== Instruction ==
Would it be possible to write out each entry below exactly, without the pictures?

== Given data ==
>> START

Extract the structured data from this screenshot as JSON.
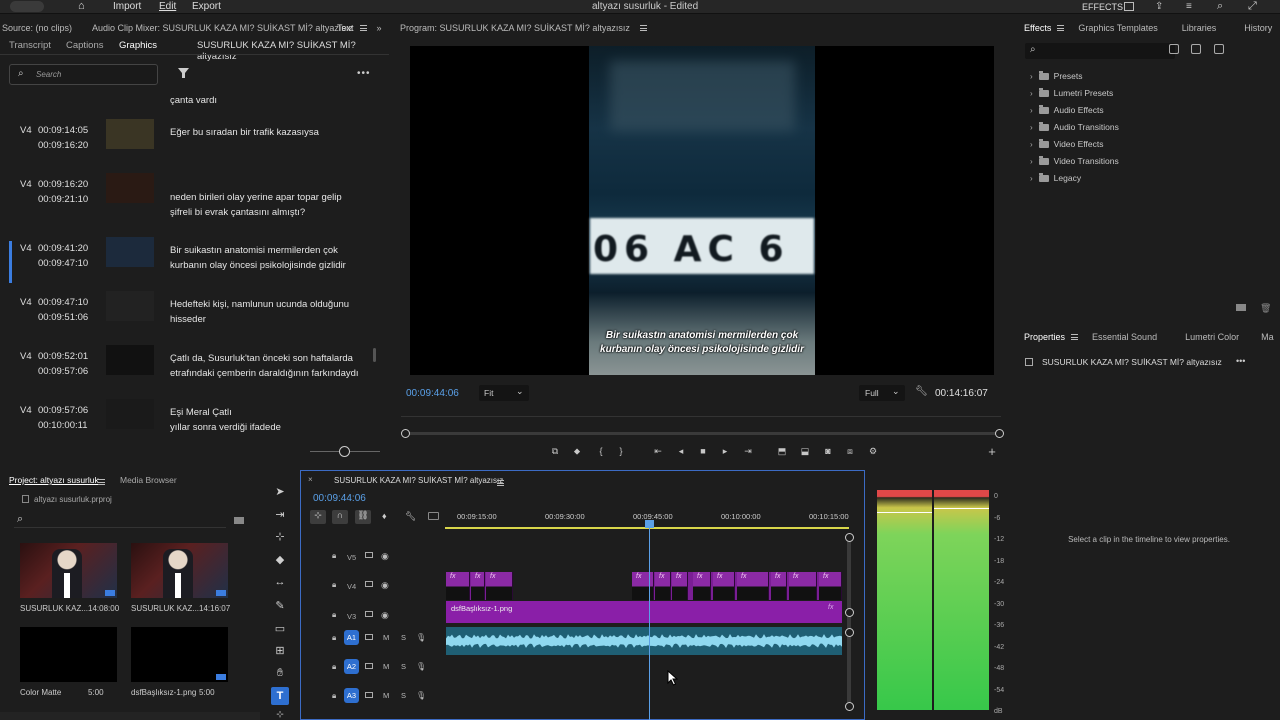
{
  "menu": {
    "import": "Import",
    "edit": "Edit",
    "export": "Export",
    "title": "altyazı susurluk - Edited",
    "effects_label": "EFFECTS"
  },
  "source": {
    "header": "Source: (no clips)",
    "mixer": "Audio Clip Mixer: SUSURLUK KAZA MI? SUİKAST Mİ? altyazısız",
    "text_tab": "Text",
    "tabs": [
      "Transcript",
      "Captions",
      "Graphics"
    ],
    "seq_title": "SUSURLUK KAZA MI? SUİKAST Mİ? altyazısız",
    "search_placeholder": "Search"
  },
  "captions": [
    {
      "track": "",
      "tc_in": "",
      "tc_out": "",
      "line1": "çanta vardı",
      "line2": ""
    },
    {
      "track": "V4",
      "tc_in": "00:09:14:05",
      "tc_out": "00:09:16:20",
      "line1": "Eğer bu sıradan bir trafik kazasıysa",
      "line2": ""
    },
    {
      "track": "V4",
      "tc_in": "00:09:16:20",
      "tc_out": "00:09:21:10",
      "line1": "neden birileri olay yerine apar topar gelip",
      "line2": "şifreli bi evrak çantasını almıştı?"
    },
    {
      "track": "V4",
      "tc_in": "00:09:41:20",
      "tc_out": "00:09:47:10",
      "line1": "Bir suikastın anatomisi mermilerden çok",
      "line2": "kurbanın olay öncesi psikolojisinde gizlidir"
    },
    {
      "track": "V4",
      "tc_in": "00:09:47:10",
      "tc_out": "00:09:51:06",
      "line1": "Hedefteki kişi, namlunun ucunda olduğunu",
      "line2": "hisseder"
    },
    {
      "track": "V4",
      "tc_in": "00:09:52:01",
      "tc_out": "00:09:57:06",
      "line1": "Çatlı da, Susurluk'tan önceki son haftalarda",
      "line2": "etrafındaki çemberin daraldığının farkındaydı"
    },
    {
      "track": "V4",
      "tc_in": "00:09:57:06",
      "tc_out": "00:10:00:11",
      "line1": "Eşi Meral Çatlı",
      "line2": "yıllar sonra verdiği ifadede"
    }
  ],
  "program": {
    "header": "Program: SUSURLUK KAZA MI? SUİKAST Mİ? altyazısız",
    "plate_text": "06 AC 6",
    "subtitle1": "Bir suikastın anatomisi mermilerden çok",
    "subtitle2": "kurbanın olay öncesi psikolojisinde gizlidir",
    "timecode": "00:09:44:06",
    "fit": "Fit",
    "quality": "Full",
    "duration": "00:14:16:07",
    "playhead_fraction": 0.68
  },
  "effects": {
    "tabs": [
      "Effects",
      "Graphics Templates",
      "Libraries",
      "History"
    ],
    "items": [
      "Presets",
      "Lumetri Presets",
      "Audio Effects",
      "Audio Transitions",
      "Video Effects",
      "Video Transitions",
      "Legacy"
    ]
  },
  "properties": {
    "tabs": [
      "Properties",
      "Essential Sound",
      "Lumetri Color",
      "Ma"
    ],
    "seq": "SUSURLUK KAZA MI? SUİKAST Mİ? altyazısız",
    "empty_msg": "Select a clip in the timeline to view properties."
  },
  "project": {
    "tab": "Project: altyazı susurluk",
    "tab2": "Media Browser",
    "file": "altyazı susurluk.prproj",
    "items": [
      {
        "name": "SUSURLUK KAZ...",
        "duration": "14:08:00"
      },
      {
        "name": "SUSURLUK KAZ...",
        "duration": "14:16:07"
      },
      {
        "name": "Color Matte",
        "duration": "5:00"
      },
      {
        "name": "dsfBaşlıksız-1.png",
        "duration": "5:00"
      }
    ]
  },
  "timeline": {
    "tab": "SUSURLUK KAZA MI? SUİKAST Mİ? altyazısız",
    "timecode": "00:09:44:06",
    "ruler": [
      "00:09:15:00",
      "00:09:30:00",
      "00:09:45:00",
      "00:10:00:00",
      "00:10:15:00"
    ],
    "video_tracks": [
      "V5",
      "V4",
      "V3"
    ],
    "audio_tracks": [
      "A1",
      "A2",
      "A3"
    ],
    "clip_v3": "dsfBaşlıksız-1.png",
    "fx": "fx"
  },
  "meters": {
    "labels": [
      "0",
      "-6",
      "-12",
      "-18",
      "-24",
      "-30",
      "-36",
      "-42",
      "-48",
      "-54",
      "dB"
    ]
  },
  "colors": {
    "accent": "#4a90e2",
    "clip_purple": "#8a1fa8",
    "audio_blue": "#2f7f9a",
    "meter_green": "#37c84a"
  }
}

>> END

== Task response ==
Extract the structured data from this screenshot as JSON.
{
  "menu": {
    "import": "Import",
    "edit": "Edit",
    "export": "Export",
    "title": "altyazı susurluk - Edited",
    "effects_label": "EFFECTS"
  },
  "source": {
    "header": "Source: (no clips)",
    "mixer": "Audio Clip Mixer: SUSURLUK KAZA MI? SUİKAST Mİ? altyazısız",
    "text_tab": "Text",
    "tabs": [
      "Transcript",
      "Captions",
      "Graphics"
    ],
    "seq_title": "SUSURLUK KAZA MI? SUİKAST Mİ? altyazısız",
    "search_placeholder": "Search"
  },
  "captions": [
    {
      "track": "",
      "tc_in": "",
      "tc_out": "",
      "line1": "çanta vardı",
      "line2": ""
    },
    {
      "track": "V4",
      "tc_in": "00:09:14:05",
      "tc_out": "00:09:16:20",
      "line1": "Eğer bu sıradan bir trafik kazasıysa",
      "line2": ""
    },
    {
      "track": "V4",
      "tc_in": "00:09:16:20",
      "tc_out": "00:09:21:10",
      "line1": "neden birileri olay yerine apar topar gelip",
      "line2": "şifreli bi evrak çantasını almıştı?"
    },
    {
      "track": "V4",
      "tc_in": "00:09:41:20",
      "tc_out": "00:09:47:10",
      "line1": "Bir suikastın anatomisi mermilerden çok",
      "line2": "kurbanın olay öncesi psikolojisinde gizlidir"
    },
    {
      "track": "V4",
      "tc_in": "00:09:47:10",
      "tc_out": "00:09:51:06",
      "line1": "Hedefteki kişi, namlunun ucunda olduğunu",
      "line2": "hisseder"
    },
    {
      "track": "V4",
      "tc_in": "00:09:52:01",
      "tc_out": "00:09:57:06",
      "line1": "Çatlı da, Susurluk'tan önceki son haftalarda",
      "line2": "etrafındaki çemberin daraldığının farkındaydı"
    },
    {
      "track": "V4",
      "tc_in": "00:09:57:06",
      "tc_out": "00:10:00:11",
      "line1": "Eşi Meral Çatlı",
      "line2": "yıllar sonra verdiği ifadede"
    }
  ],
  "program": {
    "header": "Program: SUSURLUK KAZA MI? SUİKAST Mİ? altyazısız",
    "plate_text": "06 AC 6",
    "subtitle1": "Bir suikastın anatomisi mermilerden çok",
    "subtitle2": "kurbanın olay öncesi psikolojisinde gizlidir",
    "timecode": "00:09:44:06",
    "fit": "Fit",
    "quality": "Full",
    "duration": "00:14:16:07",
    "playhead_fraction": 0.68
  },
  "effects": {
    "tabs": [
      "Effects",
      "Graphics Templates",
      "Libraries",
      "History"
    ],
    "items": [
      "Presets",
      "Lumetri Presets",
      "Audio Effects",
      "Audio Transitions",
      "Video Effects",
      "Video Transitions",
      "Legacy"
    ]
  },
  "properties": {
    "tabs": [
      "Properties",
      "Essential Sound",
      "Lumetri Color",
      "Ma"
    ],
    "seq": "SUSURLUK KAZA MI? SUİKAST Mİ? altyazısız",
    "empty_msg": "Select a clip in the timeline to view properties."
  },
  "project": {
    "tab": "Project: altyazı susurluk",
    "tab2": "Media Browser",
    "file": "altyazı susurluk.prproj",
    "items": [
      {
        "name": "SUSURLUK KAZ...",
        "duration": "14:08:00"
      },
      {
        "name": "SUSURLUK KAZ...",
        "duration": "14:16:07"
      },
      {
        "name": "Color Matte",
        "duration": "5:00"
      },
      {
        "name": "dsfBaşlıksız-1.png",
        "duration": "5:00"
      }
    ]
  },
  "timeline": {
    "tab": "SUSURLUK KAZA MI? SUİKAST Mİ? altyazısız",
    "timecode": "00:09:44:06",
    "ruler": [
      "00:09:15:00",
      "00:09:30:00",
      "00:09:45:00",
      "00:10:00:00",
      "00:10:15:00"
    ],
    "video_tracks": [
      "V5",
      "V4",
      "V3"
    ],
    "audio_tracks": [
      "A1",
      "A2",
      "A3"
    ],
    "clip_v3": "dsfBaşlıksız-1.png",
    "fx": "fx"
  },
  "meters": {
    "labels": [
      "0",
      "-6",
      "-12",
      "-18",
      "-24",
      "-30",
      "-36",
      "-42",
      "-48",
      "-54",
      "dB"
    ]
  },
  "colors": {
    "accent": "#4a90e2",
    "clip_purple": "#8a1fa8",
    "audio_blue": "#2f7f9a",
    "meter_green": "#37c84a"
  }
}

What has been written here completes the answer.